>> Begin

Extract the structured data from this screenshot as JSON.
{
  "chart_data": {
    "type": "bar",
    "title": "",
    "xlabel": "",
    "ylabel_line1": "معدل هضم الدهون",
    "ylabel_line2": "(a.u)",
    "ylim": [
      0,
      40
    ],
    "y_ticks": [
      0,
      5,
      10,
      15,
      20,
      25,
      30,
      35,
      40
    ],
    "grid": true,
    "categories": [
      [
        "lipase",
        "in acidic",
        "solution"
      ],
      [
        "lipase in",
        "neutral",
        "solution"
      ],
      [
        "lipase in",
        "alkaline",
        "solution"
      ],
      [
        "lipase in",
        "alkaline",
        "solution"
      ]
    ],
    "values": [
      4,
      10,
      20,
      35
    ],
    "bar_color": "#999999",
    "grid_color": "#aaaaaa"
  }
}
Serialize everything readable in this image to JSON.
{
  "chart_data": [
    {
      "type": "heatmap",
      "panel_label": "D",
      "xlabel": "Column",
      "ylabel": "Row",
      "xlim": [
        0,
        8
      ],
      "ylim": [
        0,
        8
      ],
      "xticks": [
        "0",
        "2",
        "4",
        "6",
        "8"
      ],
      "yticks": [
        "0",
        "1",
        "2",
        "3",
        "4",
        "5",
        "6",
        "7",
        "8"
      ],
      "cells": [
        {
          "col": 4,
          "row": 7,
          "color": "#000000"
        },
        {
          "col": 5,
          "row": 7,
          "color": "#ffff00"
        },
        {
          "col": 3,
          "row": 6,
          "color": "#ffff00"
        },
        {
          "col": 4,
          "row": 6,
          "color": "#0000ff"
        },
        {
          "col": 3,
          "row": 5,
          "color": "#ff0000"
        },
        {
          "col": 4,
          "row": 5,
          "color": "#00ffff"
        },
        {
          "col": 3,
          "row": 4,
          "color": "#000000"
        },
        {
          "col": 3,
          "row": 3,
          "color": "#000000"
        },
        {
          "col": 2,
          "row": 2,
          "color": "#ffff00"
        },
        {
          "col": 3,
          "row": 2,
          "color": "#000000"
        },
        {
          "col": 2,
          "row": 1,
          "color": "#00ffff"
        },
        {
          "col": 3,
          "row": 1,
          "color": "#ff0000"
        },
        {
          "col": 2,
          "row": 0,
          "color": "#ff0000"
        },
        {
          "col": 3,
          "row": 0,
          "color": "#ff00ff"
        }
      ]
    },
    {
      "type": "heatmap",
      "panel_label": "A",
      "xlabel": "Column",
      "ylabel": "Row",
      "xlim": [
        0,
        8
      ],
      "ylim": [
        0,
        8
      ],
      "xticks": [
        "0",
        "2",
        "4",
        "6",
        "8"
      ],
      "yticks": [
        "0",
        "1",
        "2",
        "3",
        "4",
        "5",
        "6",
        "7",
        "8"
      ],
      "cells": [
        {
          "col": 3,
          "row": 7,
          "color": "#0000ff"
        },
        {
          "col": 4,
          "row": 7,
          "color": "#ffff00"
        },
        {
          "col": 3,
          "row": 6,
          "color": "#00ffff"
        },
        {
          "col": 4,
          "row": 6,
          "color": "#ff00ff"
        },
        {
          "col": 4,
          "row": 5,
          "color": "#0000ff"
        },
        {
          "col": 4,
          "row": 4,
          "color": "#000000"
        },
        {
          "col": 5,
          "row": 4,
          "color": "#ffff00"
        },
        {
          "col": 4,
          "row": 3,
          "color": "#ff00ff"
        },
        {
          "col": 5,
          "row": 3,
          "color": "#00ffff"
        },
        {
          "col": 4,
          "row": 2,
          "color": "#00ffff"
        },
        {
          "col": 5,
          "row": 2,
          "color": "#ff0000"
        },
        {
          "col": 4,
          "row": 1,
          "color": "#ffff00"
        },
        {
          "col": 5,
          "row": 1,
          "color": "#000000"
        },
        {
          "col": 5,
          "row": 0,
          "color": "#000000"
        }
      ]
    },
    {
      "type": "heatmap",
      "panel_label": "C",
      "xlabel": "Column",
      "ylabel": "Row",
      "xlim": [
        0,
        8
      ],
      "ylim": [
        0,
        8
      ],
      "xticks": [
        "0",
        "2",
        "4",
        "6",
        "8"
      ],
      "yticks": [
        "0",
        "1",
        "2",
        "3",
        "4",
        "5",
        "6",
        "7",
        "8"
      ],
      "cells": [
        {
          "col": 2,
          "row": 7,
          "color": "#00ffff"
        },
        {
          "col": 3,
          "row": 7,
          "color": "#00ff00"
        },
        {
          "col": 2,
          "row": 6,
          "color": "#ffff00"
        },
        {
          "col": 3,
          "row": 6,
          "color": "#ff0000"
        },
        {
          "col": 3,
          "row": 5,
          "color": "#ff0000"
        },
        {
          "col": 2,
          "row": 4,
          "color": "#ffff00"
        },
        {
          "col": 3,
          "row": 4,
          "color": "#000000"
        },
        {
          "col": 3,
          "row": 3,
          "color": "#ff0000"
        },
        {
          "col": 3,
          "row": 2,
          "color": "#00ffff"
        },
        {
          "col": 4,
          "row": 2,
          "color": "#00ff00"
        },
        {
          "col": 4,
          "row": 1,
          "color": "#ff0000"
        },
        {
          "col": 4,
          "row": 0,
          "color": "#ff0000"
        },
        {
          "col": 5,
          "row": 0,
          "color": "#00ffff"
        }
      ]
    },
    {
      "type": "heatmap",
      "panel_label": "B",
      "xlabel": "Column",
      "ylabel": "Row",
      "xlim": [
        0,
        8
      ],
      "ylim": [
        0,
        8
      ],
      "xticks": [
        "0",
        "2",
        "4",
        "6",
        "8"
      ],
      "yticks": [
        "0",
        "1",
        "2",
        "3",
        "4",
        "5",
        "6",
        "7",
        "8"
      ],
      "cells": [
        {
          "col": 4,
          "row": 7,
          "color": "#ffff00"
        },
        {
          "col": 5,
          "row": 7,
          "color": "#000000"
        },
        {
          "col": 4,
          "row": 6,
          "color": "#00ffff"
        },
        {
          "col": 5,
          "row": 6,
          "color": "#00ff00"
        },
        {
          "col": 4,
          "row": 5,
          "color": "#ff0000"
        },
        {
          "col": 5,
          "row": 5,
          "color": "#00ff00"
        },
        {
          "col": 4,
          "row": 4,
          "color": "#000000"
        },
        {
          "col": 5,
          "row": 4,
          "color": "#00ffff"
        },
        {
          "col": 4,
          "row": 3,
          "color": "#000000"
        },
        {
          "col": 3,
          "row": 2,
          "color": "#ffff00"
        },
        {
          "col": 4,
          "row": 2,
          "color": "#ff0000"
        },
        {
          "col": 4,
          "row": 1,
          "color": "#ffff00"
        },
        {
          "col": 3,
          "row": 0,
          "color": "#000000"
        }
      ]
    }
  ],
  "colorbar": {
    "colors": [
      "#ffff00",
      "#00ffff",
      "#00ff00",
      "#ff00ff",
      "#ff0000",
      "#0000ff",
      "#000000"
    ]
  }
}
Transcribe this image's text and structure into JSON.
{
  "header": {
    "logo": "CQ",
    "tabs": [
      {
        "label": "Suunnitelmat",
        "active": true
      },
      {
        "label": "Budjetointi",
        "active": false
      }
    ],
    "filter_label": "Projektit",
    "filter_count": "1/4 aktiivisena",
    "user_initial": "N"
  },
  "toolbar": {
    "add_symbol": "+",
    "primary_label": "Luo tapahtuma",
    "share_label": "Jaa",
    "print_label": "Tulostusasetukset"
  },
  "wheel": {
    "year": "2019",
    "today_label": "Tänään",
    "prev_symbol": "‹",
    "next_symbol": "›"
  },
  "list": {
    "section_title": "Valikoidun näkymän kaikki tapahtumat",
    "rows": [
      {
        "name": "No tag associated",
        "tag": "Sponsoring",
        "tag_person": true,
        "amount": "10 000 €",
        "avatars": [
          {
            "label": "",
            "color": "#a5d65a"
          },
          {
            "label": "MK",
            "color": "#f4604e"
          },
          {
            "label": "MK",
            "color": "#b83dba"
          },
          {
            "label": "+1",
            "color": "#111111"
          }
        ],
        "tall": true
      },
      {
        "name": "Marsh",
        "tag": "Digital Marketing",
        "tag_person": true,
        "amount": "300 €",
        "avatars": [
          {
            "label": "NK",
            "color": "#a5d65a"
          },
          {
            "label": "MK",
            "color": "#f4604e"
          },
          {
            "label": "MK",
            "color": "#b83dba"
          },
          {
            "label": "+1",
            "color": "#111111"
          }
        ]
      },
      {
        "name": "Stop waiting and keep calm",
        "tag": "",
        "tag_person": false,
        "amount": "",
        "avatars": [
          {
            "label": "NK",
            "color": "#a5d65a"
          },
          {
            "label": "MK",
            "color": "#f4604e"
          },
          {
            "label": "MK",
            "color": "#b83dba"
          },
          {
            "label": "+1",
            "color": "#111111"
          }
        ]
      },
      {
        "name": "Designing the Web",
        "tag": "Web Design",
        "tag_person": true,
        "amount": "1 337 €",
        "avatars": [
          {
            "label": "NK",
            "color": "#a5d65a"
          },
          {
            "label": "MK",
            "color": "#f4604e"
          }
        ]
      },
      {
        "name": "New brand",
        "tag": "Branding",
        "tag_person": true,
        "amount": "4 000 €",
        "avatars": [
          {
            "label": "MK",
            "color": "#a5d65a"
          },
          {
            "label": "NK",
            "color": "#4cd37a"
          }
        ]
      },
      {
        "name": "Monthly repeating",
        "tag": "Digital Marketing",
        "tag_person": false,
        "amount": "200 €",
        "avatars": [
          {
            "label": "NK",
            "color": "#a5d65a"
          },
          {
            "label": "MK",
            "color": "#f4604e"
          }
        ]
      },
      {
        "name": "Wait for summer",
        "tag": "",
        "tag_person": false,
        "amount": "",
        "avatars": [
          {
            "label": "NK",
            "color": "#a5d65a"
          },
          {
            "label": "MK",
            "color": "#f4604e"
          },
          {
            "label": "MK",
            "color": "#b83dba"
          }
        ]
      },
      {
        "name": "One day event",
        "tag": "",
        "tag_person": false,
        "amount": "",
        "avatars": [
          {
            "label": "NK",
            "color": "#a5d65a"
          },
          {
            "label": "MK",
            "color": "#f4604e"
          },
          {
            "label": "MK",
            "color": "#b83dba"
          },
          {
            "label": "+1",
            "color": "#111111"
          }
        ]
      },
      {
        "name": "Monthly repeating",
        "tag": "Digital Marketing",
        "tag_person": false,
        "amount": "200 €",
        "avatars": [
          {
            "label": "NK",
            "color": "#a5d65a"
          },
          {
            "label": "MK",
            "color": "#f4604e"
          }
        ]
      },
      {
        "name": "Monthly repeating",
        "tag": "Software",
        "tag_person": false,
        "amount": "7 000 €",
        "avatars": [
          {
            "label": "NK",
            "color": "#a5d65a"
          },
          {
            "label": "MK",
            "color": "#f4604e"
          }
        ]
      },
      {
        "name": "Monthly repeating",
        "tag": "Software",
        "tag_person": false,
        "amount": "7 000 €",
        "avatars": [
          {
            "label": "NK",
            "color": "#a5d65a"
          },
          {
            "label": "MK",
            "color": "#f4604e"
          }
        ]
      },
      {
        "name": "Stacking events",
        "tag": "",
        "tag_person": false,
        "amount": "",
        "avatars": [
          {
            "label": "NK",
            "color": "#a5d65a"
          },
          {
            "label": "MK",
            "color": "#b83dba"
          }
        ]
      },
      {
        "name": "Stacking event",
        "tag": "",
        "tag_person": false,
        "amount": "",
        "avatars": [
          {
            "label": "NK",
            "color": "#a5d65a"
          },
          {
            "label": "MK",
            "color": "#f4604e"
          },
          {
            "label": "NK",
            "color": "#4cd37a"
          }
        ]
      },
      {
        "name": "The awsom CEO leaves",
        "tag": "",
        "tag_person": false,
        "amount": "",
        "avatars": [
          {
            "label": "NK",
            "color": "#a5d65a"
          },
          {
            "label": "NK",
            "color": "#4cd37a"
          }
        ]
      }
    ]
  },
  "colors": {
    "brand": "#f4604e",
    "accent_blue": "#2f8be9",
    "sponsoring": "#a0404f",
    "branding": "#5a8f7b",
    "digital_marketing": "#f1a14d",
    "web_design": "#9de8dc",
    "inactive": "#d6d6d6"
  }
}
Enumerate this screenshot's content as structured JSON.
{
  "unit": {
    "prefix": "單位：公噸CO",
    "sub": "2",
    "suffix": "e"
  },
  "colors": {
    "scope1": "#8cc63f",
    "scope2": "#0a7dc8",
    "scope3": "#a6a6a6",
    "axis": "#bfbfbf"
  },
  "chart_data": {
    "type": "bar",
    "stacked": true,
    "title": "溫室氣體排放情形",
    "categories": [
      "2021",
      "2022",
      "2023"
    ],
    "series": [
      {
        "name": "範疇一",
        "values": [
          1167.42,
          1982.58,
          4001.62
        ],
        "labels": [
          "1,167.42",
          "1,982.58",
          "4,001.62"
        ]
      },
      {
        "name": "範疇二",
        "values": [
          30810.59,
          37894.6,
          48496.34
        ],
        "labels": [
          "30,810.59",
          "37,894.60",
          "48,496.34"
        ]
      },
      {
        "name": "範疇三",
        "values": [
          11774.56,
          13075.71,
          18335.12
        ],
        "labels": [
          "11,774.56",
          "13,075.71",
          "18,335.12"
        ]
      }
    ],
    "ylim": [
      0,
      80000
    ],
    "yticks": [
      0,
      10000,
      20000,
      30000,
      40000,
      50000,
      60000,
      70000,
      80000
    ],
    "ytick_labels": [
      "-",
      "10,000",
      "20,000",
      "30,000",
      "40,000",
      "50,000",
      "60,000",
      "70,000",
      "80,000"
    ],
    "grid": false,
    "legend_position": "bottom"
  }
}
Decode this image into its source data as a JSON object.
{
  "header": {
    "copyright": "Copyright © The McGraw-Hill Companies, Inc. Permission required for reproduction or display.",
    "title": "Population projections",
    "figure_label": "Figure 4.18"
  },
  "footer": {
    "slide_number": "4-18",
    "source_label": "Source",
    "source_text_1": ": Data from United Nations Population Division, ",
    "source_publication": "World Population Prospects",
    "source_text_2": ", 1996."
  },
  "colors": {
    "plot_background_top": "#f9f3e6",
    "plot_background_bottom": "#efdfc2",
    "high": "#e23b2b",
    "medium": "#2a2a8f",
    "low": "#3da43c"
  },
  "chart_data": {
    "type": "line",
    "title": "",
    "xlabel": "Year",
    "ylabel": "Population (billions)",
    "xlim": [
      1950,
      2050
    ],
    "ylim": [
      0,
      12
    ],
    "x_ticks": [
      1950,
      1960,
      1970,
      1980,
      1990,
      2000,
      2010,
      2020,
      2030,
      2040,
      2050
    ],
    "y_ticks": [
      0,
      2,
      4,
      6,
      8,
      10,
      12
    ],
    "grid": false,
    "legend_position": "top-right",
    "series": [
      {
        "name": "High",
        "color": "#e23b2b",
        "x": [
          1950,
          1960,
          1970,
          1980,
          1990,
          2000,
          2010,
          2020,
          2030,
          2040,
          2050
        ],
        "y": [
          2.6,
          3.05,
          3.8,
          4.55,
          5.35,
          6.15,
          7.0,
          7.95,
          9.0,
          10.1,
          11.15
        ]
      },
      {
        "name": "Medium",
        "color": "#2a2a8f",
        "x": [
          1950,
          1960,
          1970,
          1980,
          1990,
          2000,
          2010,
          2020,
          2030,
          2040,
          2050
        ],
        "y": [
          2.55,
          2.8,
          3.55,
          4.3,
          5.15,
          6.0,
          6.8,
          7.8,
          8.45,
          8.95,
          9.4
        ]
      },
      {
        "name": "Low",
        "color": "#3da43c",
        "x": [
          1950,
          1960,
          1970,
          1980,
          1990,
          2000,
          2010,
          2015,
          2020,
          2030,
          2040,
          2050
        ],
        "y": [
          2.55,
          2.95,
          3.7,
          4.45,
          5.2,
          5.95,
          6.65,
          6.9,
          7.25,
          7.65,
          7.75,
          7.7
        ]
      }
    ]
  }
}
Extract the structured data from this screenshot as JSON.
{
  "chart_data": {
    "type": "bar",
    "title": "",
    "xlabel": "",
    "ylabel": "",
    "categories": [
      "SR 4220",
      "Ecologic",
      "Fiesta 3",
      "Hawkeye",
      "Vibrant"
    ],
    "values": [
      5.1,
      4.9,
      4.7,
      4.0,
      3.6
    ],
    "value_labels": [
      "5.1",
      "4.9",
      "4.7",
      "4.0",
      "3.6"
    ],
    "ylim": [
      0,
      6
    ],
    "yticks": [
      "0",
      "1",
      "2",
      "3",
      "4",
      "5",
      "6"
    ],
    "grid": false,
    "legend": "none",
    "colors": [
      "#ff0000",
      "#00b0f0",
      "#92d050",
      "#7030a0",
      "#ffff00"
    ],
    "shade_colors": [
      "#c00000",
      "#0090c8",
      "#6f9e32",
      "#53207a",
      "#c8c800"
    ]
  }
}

>> End

• [Goal of the exercise] Give only the number of lines in the preceding material that contain the string "this".

• [Task response] 6